## Raw records
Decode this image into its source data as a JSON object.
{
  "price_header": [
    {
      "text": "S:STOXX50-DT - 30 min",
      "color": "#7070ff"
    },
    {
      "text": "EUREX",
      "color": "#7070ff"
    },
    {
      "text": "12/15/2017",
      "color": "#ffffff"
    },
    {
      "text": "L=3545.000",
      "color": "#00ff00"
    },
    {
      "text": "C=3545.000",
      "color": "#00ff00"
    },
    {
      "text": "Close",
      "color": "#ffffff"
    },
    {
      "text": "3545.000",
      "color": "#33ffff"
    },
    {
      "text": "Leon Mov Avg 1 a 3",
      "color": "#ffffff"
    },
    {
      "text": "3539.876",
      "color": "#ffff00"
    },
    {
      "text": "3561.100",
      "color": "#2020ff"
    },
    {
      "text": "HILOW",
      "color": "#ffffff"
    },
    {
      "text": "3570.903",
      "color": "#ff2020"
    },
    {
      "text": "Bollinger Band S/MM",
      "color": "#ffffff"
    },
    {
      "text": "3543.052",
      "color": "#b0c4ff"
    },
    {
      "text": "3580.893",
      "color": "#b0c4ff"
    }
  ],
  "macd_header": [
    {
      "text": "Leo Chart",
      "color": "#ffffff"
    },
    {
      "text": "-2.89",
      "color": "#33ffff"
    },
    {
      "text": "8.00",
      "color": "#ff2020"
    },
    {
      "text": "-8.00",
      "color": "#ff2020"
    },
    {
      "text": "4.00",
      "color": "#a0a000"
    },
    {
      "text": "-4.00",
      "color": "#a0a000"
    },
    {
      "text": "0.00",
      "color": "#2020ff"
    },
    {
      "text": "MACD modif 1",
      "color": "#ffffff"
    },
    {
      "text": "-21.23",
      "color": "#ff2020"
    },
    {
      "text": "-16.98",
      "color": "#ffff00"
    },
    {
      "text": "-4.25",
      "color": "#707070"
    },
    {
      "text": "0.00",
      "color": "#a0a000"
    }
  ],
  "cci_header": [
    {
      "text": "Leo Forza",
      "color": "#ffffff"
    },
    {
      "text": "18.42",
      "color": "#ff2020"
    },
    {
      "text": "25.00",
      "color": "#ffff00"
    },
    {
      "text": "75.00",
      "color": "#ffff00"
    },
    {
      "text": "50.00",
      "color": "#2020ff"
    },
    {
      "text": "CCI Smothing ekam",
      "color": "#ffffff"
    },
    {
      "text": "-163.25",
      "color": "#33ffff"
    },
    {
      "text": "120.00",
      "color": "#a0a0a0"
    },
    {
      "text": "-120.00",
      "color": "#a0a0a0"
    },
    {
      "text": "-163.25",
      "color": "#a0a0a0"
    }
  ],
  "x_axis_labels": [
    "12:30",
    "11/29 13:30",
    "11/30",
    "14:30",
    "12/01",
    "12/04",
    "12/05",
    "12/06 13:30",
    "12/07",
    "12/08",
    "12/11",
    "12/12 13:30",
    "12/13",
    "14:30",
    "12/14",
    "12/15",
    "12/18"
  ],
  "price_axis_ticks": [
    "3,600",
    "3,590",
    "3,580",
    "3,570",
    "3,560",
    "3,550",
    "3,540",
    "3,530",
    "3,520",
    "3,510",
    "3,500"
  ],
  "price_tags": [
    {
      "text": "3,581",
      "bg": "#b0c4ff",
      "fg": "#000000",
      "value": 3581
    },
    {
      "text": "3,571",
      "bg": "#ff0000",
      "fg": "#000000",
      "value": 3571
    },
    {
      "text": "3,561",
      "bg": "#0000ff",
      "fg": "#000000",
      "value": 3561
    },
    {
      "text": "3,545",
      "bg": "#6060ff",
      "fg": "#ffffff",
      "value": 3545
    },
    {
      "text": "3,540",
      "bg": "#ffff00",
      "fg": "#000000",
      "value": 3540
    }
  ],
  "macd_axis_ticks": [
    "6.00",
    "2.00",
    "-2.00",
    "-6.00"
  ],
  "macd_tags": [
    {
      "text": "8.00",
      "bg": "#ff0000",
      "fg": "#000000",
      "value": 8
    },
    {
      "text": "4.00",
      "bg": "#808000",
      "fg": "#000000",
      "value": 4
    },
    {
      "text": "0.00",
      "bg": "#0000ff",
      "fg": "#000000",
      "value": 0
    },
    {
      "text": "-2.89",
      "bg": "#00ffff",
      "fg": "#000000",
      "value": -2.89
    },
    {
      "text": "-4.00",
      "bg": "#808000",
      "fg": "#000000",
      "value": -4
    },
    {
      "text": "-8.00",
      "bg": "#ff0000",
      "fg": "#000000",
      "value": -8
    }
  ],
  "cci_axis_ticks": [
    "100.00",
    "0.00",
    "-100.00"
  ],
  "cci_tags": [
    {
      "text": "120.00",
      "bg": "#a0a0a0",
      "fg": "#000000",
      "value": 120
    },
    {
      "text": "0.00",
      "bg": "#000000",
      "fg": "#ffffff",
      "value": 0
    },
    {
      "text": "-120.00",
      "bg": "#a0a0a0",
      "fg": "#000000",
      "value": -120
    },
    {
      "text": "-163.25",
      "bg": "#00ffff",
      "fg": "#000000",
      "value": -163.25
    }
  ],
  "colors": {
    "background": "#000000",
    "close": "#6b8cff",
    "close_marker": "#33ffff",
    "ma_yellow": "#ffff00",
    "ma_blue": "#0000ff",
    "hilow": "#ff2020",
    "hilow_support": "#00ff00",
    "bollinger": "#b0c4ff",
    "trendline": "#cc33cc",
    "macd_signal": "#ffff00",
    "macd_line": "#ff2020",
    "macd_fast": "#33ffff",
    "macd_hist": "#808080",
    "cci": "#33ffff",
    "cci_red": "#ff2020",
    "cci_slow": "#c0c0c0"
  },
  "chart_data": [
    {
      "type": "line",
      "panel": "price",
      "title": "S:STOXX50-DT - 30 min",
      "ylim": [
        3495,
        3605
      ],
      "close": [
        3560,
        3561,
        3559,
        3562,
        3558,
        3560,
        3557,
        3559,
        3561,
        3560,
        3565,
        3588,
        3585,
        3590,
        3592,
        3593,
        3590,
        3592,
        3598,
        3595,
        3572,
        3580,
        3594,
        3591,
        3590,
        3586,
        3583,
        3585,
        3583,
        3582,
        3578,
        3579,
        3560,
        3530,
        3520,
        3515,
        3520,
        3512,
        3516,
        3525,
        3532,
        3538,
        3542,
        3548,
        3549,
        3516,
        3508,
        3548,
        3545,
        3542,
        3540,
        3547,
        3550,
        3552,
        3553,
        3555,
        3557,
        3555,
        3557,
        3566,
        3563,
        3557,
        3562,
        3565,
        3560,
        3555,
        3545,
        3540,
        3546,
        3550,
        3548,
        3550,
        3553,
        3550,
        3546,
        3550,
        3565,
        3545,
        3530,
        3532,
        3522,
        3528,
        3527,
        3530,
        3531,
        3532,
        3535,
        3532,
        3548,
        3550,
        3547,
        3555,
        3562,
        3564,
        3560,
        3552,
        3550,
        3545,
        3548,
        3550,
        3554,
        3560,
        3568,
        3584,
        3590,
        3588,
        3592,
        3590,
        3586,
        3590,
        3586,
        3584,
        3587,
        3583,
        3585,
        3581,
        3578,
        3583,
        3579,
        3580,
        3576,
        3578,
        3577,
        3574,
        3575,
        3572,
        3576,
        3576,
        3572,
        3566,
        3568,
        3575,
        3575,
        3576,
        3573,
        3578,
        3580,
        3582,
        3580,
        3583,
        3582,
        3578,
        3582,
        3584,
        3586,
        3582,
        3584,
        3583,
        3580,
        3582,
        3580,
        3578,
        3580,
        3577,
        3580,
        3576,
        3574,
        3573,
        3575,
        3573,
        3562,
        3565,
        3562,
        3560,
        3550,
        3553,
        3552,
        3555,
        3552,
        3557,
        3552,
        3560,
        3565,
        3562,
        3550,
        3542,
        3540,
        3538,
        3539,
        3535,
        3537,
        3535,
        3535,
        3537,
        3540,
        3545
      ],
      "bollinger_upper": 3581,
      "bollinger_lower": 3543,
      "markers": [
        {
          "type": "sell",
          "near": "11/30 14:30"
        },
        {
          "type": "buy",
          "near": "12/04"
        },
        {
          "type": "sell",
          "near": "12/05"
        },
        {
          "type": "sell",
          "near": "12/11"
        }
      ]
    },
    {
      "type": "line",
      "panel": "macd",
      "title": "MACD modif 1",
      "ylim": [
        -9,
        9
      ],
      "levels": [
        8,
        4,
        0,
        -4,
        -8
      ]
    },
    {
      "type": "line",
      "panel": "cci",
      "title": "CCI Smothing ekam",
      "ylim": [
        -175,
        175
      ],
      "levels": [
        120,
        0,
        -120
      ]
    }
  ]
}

## Set task
Pull out all lines in the data above that include "title".

## Exercise response
      "title": "S:STOXX50-DT - 30 min",
      "title": "MACD modif 1",
      "title": "CCI Smothing ekam",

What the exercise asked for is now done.